- **TÂCHE COURTE A**:
Citez, s'il vous plaît, le passage du texte à lire en commençant aux mots "Ce colossal roman" et en vous arrêtant après "à Syracuse !".
- **TÂCHE COURTE B**:
Selon le texte à lire, dans quelle ville le libraire polonais faisait-il son stage ?

- **TEXTE À LIRE**:
────

Au lecteur qui s'interroge encore sur la valeur ajoutée d'un libraire dans le choix d'un livre versus les achats via les plateformes d'e-commerce, je raconte cette petite histoire : à la librairie, rayon littérature étrangère, je mets enfin la main sur "Par le fer et par le feu" de Henryk Sienkiewicz. Au moment où je m'en empare, j'entends une mâle voix dans mon dos, très légèrement teintée d'accent étranger. "Vous aimez la littérature polonaise, mademoiselle ?". Déjà, qui que soit mon perspicace interlocuteur mystère, le simple fait qu'il me donne du "mademoiselle" le catapulte très haut dans mon estime. Je me retourne et fais face à un jeune homme très distingué qui, sans attendre ma réponse, enchaîne : "Parce que si c'est le cas, je n'ai rien à dire à votre choix, sauf que vous devriez commencer par ça." Et de me mettre entre les mains un pavé de 900 pages d'auteur et de titre inconnus de moi, "Manuscrit trouvé à Saragosse, Jan Potocki". Je vous la fais brève : mon bienveillant guide n'était rien de moins qu'un libraire polonais en stage à Auxerre. Vous ne saviez pas que ça existait ? Moi non plus. Et pourtant, c'est bien grâce à l'attention et aux recommandations de ce libraire franco-polonais que j'ai fait connaissance avec le présent roman dont, à ma plus vive honte, la réputation d'oeuvre majeure de la littérature interplanétaire m'avait complètement échappée.

Ce colossal roman classique, bourré d'aventures jusqu'à la gueule, est d'abord, pour un lecteur français, une longue flatterie à l'oreille tant la langue est belle. Oui, parce qu'il faut préciser que Jan Potocki a consacré plus de vingt ans à l'écrire... en français, et franchement, pendant toute la lecture, vous vous pincez pour le croire. Ô temps béni où le beau français était la langue des intellectuels et des souverains d'Europe, du Finistère à l'Oural et de Luleå à Syracuse !

────

Entrées de zones étiquetées:
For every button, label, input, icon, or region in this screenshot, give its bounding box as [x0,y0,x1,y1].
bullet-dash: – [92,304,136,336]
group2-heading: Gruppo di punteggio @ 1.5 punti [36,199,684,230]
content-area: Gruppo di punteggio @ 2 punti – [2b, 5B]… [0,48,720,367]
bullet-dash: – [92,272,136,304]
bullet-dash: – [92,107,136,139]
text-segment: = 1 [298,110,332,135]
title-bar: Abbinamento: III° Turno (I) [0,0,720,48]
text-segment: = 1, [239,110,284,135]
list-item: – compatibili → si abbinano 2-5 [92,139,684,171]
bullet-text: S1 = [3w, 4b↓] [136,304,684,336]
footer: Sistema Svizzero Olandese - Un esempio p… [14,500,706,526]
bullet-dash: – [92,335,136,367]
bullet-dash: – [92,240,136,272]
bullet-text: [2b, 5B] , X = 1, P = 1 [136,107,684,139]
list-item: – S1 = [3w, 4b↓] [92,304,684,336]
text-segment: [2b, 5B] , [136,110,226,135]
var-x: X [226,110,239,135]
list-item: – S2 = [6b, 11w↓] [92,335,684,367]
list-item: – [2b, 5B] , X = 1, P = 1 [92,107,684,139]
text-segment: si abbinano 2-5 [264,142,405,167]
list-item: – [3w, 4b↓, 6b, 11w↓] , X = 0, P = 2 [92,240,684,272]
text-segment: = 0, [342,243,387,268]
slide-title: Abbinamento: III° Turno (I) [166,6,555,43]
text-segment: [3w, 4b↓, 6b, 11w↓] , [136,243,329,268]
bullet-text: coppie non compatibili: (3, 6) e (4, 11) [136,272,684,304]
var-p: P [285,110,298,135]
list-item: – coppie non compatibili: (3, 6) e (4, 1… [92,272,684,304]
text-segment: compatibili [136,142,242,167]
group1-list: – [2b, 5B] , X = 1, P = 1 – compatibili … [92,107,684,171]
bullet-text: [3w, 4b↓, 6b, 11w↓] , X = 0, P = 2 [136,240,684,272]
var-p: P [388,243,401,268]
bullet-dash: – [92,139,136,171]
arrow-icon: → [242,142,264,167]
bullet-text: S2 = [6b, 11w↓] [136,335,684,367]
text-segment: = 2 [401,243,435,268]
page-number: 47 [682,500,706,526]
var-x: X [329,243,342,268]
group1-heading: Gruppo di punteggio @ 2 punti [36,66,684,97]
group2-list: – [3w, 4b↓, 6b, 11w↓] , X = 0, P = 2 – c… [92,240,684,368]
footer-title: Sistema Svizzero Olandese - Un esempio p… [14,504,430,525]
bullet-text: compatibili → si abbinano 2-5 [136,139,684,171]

────

- **RÉPONSE A**:
Ce colossal roman classique, bourré d'aventures jusqu'à la gueule, est d'abord, pour un lecteur français, une longue flatterie à l'oreille tant la langue est belle. Oui, parce qu'il faut préciser que Jan Potocki a consacré plus de vingt ans à l'écrire... en français, et franchement, pendant toute la lecture, vous vous pincez pour le croire. Ô temps béni où le beau français était la langue des intellectuels et des souverains d'Europe, du Finistère à l'Oural et de Luleå à Syracuse !

- **RÉPONSE B**:
À Auxerre.